— START OF RECORD EXCERPTS —
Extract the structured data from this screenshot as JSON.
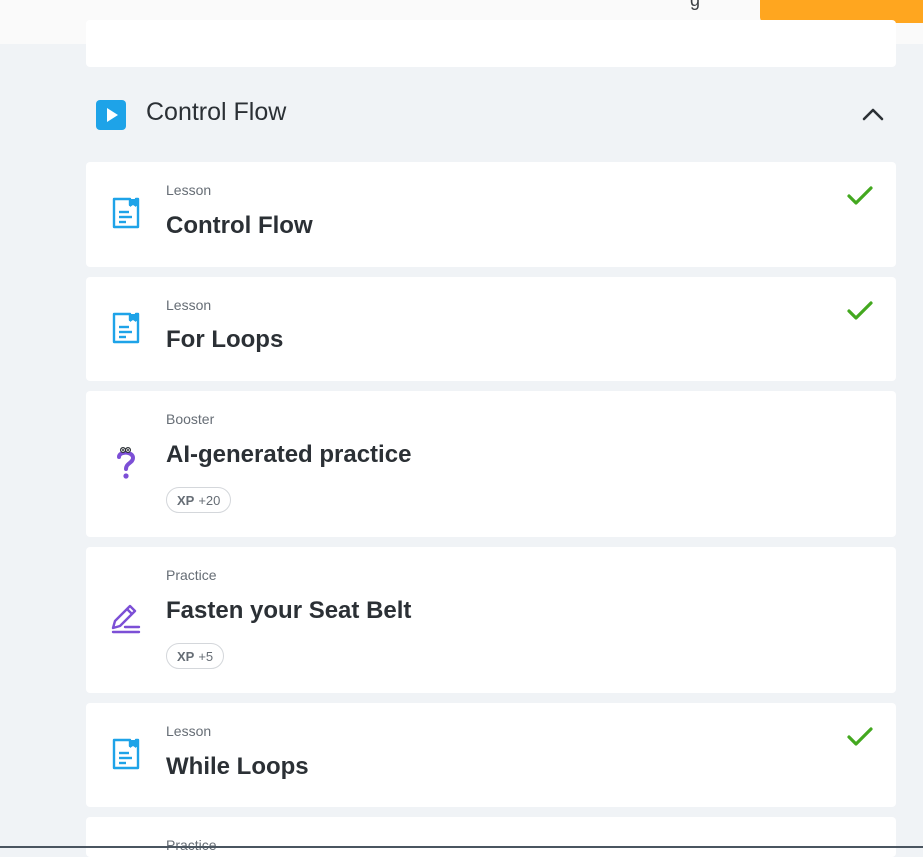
{
  "section": {
    "title": "Control Flow"
  },
  "items": [
    {
      "type": "Lesson",
      "title": "Control Flow",
      "completed": true,
      "icon": "lesson-document-icon"
    },
    {
      "type": "Lesson",
      "title": "For Loops",
      "completed": true,
      "icon": "lesson-document-icon"
    },
    {
      "type": "Booster",
      "title": "AI-generated practice",
      "completed": false,
      "icon": "question-mark-character-icon",
      "xp_label": "XP",
      "xp_value": "+20"
    },
    {
      "type": "Practice",
      "title": "Fasten your Seat Belt",
      "completed": false,
      "icon": "pencil-practice-icon",
      "xp_label": "XP",
      "xp_value": "+5"
    },
    {
      "type": "Lesson",
      "title": "While Loops",
      "completed": true,
      "icon": "lesson-document-icon"
    },
    {
      "type": "Practice",
      "title": "",
      "completed": false,
      "icon": "pencil-practice-icon"
    }
  ],
  "colors": {
    "accent_blue": "#1ea3e8",
    "check_green": "#43a81f",
    "practice_purple": "#7c4fd6",
    "header_orange": "#ffa61f"
  }
}
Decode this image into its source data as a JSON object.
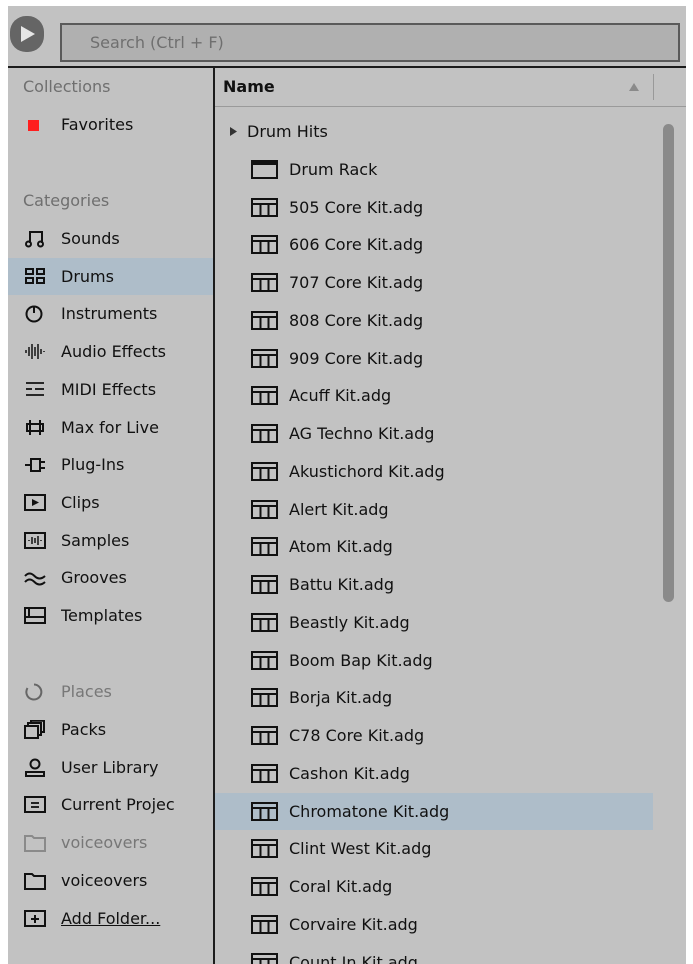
— END OF RECORD EXCERPTS —
WHAT THE TASK REQUIRES >> Restate the data above exactly, stripping out each image.

THE RESPONSE >>
Extract the structured data from this screenshot as JSON.
{
  "section": {
    "title": "Control Flow"
  },
  "items": [
    {
      "type": "Lesson",
      "title": "Control Flow",
      "completed": true,
      "icon": "lesson-document-icon"
    },
    {
      "type": "Lesson",
      "title": "For Loops",
      "completed": true,
      "icon": "lesson-document-icon"
    },
    {
      "type": "Booster",
      "title": "AI-generated practice",
      "completed": false,
      "icon": "question-mark-character-icon",
      "xp_label": "XP",
      "xp_value": "+20"
    },
    {
      "type": "Practice",
      "title": "Fasten your Seat Belt",
      "completed": false,
      "icon": "pencil-practice-icon",
      "xp_label": "XP",
      "xp_value": "+5"
    },
    {
      "type": "Lesson",
      "title": "While Loops",
      "completed": true,
      "icon": "lesson-document-icon"
    },
    {
      "type": "Practice",
      "title": "",
      "completed": false,
      "icon": "pencil-practice-icon"
    }
  ],
  "colors": {
    "accent_blue": "#1ea3e8",
    "check_green": "#43a81f",
    "practice_purple": "#7c4fd6",
    "header_orange": "#ffa61f"
  }
}
Decode this image into its source data as a JSON object.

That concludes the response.